* _What is being asked_
In your copy, leave out the pictures and repeat the entries below exactly.

** BEGIN Listing **

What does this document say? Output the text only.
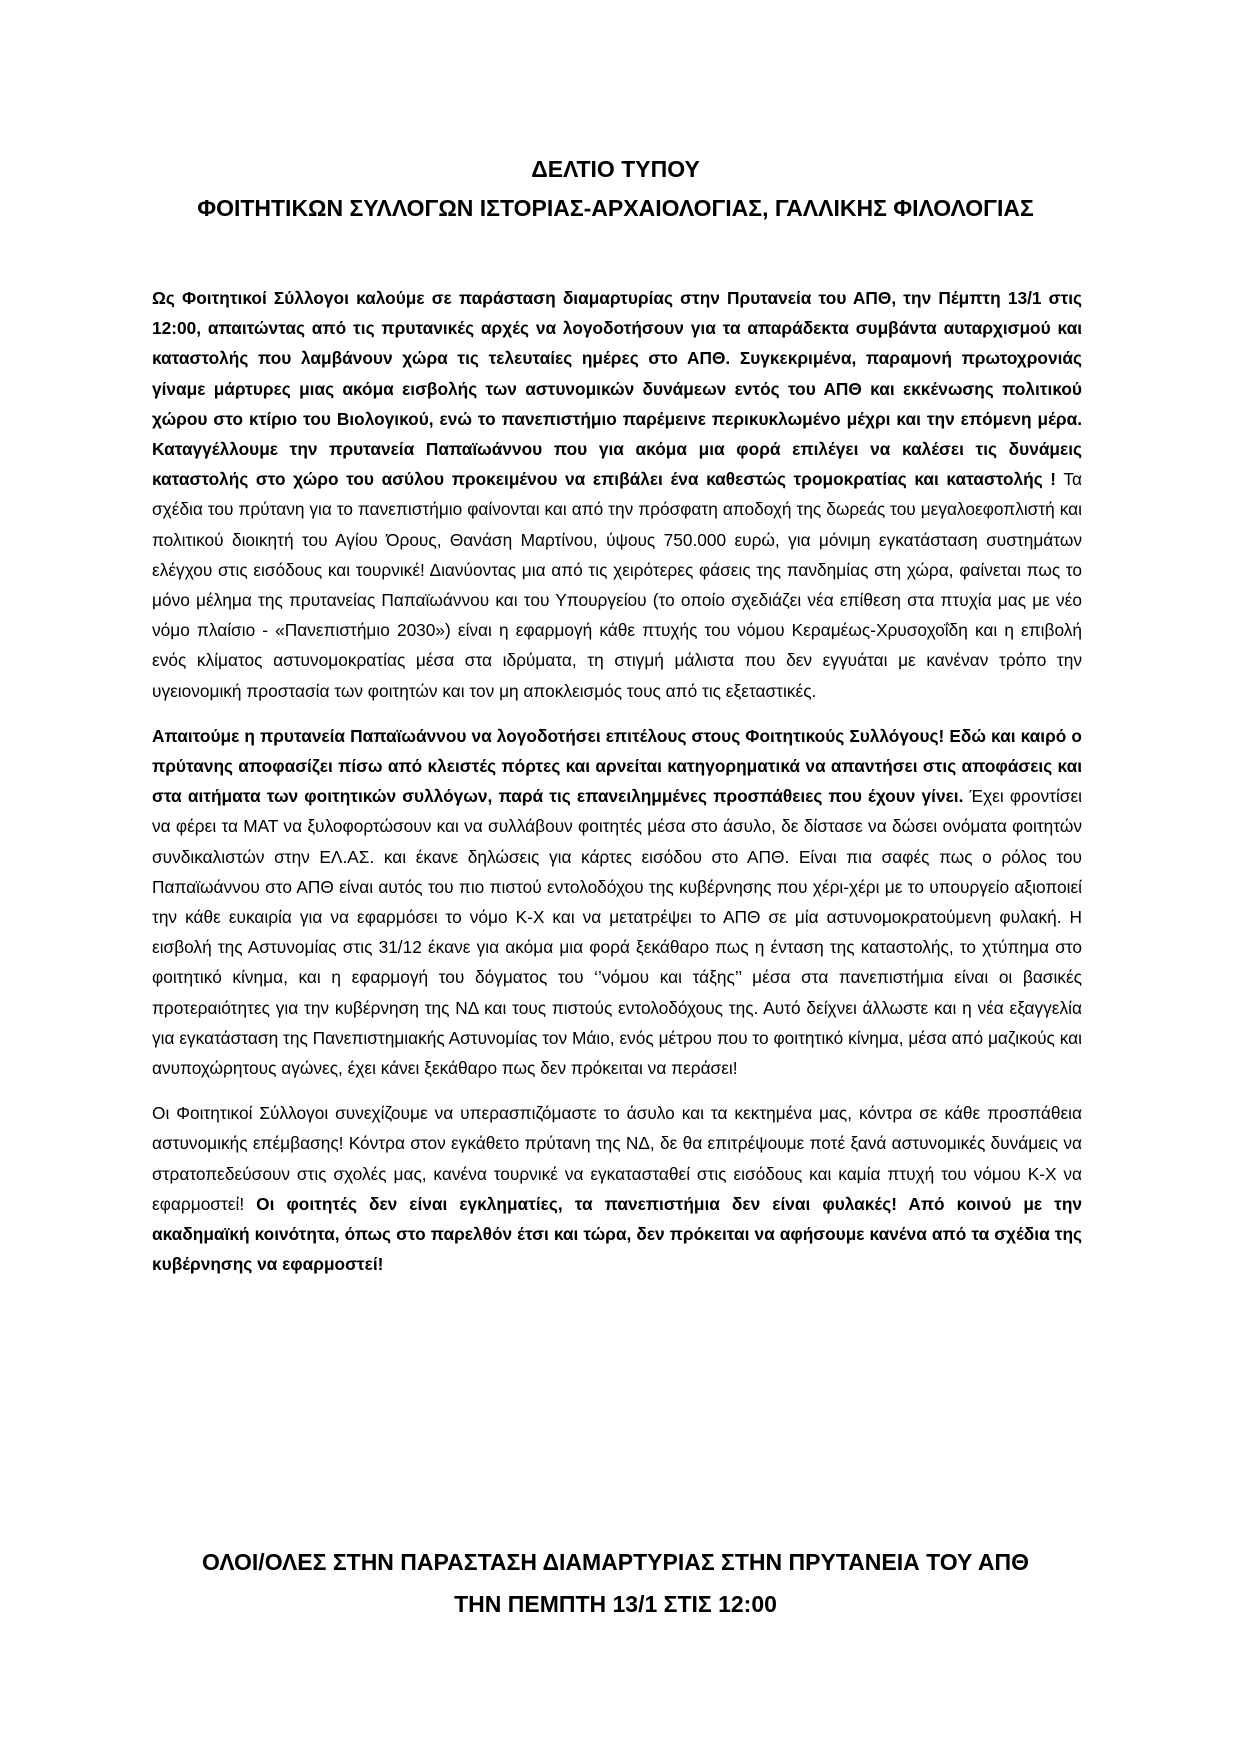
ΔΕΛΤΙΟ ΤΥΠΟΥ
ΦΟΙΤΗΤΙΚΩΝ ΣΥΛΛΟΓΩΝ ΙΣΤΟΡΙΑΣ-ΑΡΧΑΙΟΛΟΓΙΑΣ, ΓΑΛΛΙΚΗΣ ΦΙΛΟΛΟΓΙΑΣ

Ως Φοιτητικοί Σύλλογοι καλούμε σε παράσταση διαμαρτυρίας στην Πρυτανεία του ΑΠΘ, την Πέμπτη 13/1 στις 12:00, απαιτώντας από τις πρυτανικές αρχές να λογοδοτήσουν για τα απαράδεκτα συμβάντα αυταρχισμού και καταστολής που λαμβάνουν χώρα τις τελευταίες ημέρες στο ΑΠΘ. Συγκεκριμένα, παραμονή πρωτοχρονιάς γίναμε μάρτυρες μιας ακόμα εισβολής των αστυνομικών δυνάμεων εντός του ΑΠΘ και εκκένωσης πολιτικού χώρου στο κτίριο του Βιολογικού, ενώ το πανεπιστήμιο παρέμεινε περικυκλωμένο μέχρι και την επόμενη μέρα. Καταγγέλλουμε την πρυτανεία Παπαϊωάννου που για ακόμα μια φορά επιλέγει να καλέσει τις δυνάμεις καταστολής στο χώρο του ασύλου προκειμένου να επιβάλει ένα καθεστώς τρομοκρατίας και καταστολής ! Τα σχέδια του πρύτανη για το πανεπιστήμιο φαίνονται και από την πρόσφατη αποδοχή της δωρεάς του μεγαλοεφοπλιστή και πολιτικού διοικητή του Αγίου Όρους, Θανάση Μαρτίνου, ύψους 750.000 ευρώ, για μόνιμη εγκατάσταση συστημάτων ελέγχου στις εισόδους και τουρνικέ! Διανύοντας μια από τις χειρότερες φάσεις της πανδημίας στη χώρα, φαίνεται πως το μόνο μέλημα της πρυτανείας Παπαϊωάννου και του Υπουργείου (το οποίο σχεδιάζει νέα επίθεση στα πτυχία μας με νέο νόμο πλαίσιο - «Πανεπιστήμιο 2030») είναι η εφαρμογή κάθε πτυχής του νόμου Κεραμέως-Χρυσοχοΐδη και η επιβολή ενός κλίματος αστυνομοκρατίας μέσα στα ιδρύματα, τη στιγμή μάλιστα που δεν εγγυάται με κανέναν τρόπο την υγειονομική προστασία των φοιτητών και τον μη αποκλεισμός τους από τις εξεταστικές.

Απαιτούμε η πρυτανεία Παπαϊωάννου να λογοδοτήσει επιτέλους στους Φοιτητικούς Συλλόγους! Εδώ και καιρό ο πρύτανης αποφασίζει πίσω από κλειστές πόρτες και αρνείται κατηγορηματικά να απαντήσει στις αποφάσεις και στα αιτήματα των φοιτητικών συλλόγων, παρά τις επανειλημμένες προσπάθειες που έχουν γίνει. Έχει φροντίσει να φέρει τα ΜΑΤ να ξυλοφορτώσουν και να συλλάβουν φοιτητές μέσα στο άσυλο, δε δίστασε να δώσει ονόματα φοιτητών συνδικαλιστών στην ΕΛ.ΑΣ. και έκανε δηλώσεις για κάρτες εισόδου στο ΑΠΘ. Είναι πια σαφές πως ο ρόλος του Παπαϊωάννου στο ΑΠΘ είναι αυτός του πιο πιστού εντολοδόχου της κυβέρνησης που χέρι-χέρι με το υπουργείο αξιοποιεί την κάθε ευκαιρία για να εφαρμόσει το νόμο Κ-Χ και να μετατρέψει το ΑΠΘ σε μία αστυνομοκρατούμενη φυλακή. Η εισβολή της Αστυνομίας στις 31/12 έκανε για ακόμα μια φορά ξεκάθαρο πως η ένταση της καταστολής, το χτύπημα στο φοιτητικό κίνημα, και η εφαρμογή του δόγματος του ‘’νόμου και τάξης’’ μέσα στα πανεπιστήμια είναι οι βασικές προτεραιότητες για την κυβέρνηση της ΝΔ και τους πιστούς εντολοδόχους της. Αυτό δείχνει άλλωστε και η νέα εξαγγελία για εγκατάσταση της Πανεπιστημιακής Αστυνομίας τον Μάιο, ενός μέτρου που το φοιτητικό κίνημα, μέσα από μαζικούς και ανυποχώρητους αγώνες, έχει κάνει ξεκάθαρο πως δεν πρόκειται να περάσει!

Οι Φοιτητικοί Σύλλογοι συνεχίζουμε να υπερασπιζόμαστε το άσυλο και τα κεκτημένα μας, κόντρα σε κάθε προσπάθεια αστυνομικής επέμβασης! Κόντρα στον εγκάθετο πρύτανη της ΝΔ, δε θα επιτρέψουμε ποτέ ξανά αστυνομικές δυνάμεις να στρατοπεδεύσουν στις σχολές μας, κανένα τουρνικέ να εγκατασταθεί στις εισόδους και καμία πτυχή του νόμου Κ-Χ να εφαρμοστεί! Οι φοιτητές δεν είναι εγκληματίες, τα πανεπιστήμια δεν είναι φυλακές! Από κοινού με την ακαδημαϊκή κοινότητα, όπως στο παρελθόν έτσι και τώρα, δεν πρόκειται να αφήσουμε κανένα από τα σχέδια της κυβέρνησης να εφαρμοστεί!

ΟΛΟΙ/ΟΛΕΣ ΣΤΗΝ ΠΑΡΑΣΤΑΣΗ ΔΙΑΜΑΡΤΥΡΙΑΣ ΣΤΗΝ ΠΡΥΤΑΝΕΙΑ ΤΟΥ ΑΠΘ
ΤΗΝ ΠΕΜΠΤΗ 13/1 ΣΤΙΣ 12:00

** END Listing **

* _The answer_
What does this document say? Output the text only.
ΔΕΛΤΙΟ ΤΥΠΟΥ
ΦΟΙΤΗΤΙΚΩΝ ΣΥΛΛΟΓΩΝ ΙΣΤΟΡΙΑΣ-ΑΡΧΑΙΟΛΟΓΙΑΣ, ΓΑΛΛΙΚΗΣ ΦΙΛΟΛΟΓΙΑΣ

Ως Φοιτητικοί Σύλλογοι καλούμε σε παράσταση διαμαρτυρίας στην Πρυτανεία του ΑΠΘ, την Πέμπτη 13/1 στις 12:00, απαιτώντας από τις πρυτανικές αρχές να λογοδοτήσουν για τα απαράδεκτα συμβάντα αυταρχισμού και καταστολής που λαμβάνουν χώρα τις τελευταίες ημέρες στο ΑΠΘ. Συγκεκριμένα, παραμονή πρωτοχρονιάς γίναμε μάρτυρες μιας ακόμα εισβολής των αστυνομικών δυνάμεων εντός του ΑΠΘ και εκκένωσης πολιτικού χώρου στο κτίριο του Βιολογικού, ενώ το πανεπιστήμιο παρέμεινε περικυκλωμένο μέχρι και την επόμενη μέρα. Καταγγέλλουμε την πρυτανεία Παπαϊωάννου που για ακόμα μια φορά επιλέγει να καλέσει τις δυνάμεις καταστολής στο χώρο του ασύλου προκειμένου να επιβάλει ένα καθεστώς τρομοκρατίας και καταστολής ! Τα σχέδια του πρύτανη για το πανεπιστήμιο φαίνονται και από την πρόσφατη αποδοχή της δωρεάς του μεγαλοεφοπλιστή και πολιτικού διοικητή του Αγίου Όρους, Θανάση Μαρτίνου, ύψους 750.000 ευρώ, για μόνιμη εγκατάσταση συστημάτων ελέγχου στις εισόδους και τουρνικέ! Διανύοντας μια από τις χειρότερες φάσεις της πανδημίας στη χώρα, φαίνεται πως το μόνο μέλημα της πρυτανείας Παπαϊωάννου και του Υπουργείου (το οποίο σχεδιάζει νέα επίθεση στα πτυχία μας με νέο νόμο πλαίσιο - «Πανεπιστήμιο 2030») είναι η εφαρμογή κάθε πτυχής του νόμου Κεραμέως-Χρυσοχοΐδη και η επιβολή ενός κλίματος αστυνομοκρατίας μέσα στα ιδρύματα, τη στιγμή μάλιστα που δεν εγγυάται με κανέναν τρόπο την υγειονομική προστασία των φοιτητών και τον μη αποκλεισμός τους από τις εξεταστικές.

Απαιτούμε η πρυτανεία Παπαϊωάννου να λογοδοτήσει επιτέλους στους Φοιτητικούς Συλλόγους! Εδώ και καιρό ο πρύτανης αποφασίζει πίσω από κλειστές πόρτες και αρνείται κατηγορηματικά να απαντήσει στις αποφάσεις και στα αιτήματα των φοιτητικών συλλόγων, παρά τις επανειλημμένες προσπάθειες που έχουν γίνει. Έχει φροντίσει να φέρει τα ΜΑΤ να ξυλοφορτώσουν και να συλλάβουν φοιτητές μέσα στο άσυλο, δε δίστασε να δώσει ονόματα φοιτητών συνδικαλιστών στην ΕΛ.ΑΣ. και έκανε δηλώσεις για κάρτες εισόδου στο ΑΠΘ. Είναι πια σαφές πως ο ρόλος του Παπαϊωάννου στο ΑΠΘ είναι αυτός του πιο πιστού εντολοδόχου της κυβέρνησης που χέρι-χέρι με το υπουργείο αξιοποιεί την κάθε ευκαιρία για να εφαρμόσει το νόμο Κ-Χ και να μετατρέψει το ΑΠΘ σε μία αστυνομοκρατούμενη φυλακή. Η εισβολή της Αστυνομίας στις 31/12 έκανε για ακόμα μια φορά ξεκάθαρο πως η ένταση της καταστολής, το χτύπημα στο φοιτητικό κίνημα, και η εφαρμογή του δόγματος του ‘’νόμου και τάξης’’ μέσα στα πανεπιστήμια είναι οι βασικές προτεραιότητες για την κυβέρνηση της ΝΔ και τους πιστούς εντολοδόχους της. Αυτό δείχνει άλλωστε και η νέα εξαγγελία για εγκατάσταση της Πανεπιστημιακής Αστυνομίας τον Μάιο, ενός μέτρου που το φοιτητικό κίνημα, μέσα από μαζικούς και ανυποχώρητους αγώνες, έχει κάνει ξεκάθαρο πως δεν πρόκειται να περάσει!

Οι Φοιτητικοί Σύλλογοι συνεχίζουμε να υπερασπιζόμαστε το άσυλο και τα κεκτημένα μας, κόντρα σε κάθε προσπάθεια αστυνομικής επέμβασης! Κόντρα στον εγκάθετο πρύτανη της ΝΔ, δε θα επιτρέψουμε ποτέ ξανά αστυνομικές δυνάμεις να στρατοπεδεύσουν στις σχολές μας, κανένα τουρνικέ να εγκατασταθεί στις εισόδους και καμία πτυχή του νόμου Κ-Χ να εφαρμοστεί! Οι φοιτητές δεν είναι εγκληματίες, τα πανεπιστήμια δεν είναι φυλακές! Από κοινού με την ακαδημαϊκή κοινότητα, όπως στο παρελθόν έτσι και τώρα, δεν πρόκειται να αφήσουμε κανένα από τα σχέδια της κυβέρνησης να εφαρμοστεί!

ΟΛΟΙ/ΟΛΕΣ ΣΤΗΝ ΠΑΡΑΣΤΑΣΗ ΔΙΑΜΑΡΤΥΡΙΑΣ ΣΤΗΝ ΠΡΥΤΑΝΕΙΑ ΤΟΥ ΑΠΘ
ΤΗΝ ΠΕΜΠΤΗ 13/1 ΣΤΙΣ 12:00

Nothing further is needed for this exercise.